--- Begin GIVEN ENTRIES ---

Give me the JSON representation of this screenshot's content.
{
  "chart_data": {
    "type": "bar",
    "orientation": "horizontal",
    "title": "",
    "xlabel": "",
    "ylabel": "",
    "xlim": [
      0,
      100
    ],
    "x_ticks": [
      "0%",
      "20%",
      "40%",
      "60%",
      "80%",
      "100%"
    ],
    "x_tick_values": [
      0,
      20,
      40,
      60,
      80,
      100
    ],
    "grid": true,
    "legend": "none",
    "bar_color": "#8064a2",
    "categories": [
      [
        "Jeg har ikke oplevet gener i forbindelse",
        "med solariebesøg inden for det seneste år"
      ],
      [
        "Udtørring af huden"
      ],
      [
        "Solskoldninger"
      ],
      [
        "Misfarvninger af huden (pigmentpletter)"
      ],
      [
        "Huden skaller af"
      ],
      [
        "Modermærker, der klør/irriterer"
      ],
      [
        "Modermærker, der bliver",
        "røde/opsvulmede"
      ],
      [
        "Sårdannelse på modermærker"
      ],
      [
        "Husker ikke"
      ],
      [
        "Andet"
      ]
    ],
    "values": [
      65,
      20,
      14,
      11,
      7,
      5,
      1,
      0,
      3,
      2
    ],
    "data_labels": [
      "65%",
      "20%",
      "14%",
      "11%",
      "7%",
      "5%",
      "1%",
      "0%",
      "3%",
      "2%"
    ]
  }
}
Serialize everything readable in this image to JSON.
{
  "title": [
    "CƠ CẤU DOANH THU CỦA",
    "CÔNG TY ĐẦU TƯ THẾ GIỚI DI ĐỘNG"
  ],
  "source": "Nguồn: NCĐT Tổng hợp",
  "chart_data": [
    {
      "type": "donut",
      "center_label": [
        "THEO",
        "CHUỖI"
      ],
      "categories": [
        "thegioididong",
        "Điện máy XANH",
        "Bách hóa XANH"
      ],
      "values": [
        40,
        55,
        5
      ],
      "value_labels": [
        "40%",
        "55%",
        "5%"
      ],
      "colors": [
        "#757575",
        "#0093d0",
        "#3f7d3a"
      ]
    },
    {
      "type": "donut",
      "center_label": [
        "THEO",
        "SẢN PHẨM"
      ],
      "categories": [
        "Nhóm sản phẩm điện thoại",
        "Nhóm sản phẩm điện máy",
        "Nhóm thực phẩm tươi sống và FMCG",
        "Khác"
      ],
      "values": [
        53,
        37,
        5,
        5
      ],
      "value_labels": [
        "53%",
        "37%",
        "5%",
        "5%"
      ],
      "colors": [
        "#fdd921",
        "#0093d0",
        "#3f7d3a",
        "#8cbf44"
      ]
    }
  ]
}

--- End GIVEN ENTRIES ---

- DO THIS: Copy each line of the data above that holds "Nhóm".

- TASK ANSWER:
        "Nhóm sản phẩm điện thoại",
        "Nhóm sản phẩm điện máy",
        "Nhóm thực phẩm tươi sống và FMCG",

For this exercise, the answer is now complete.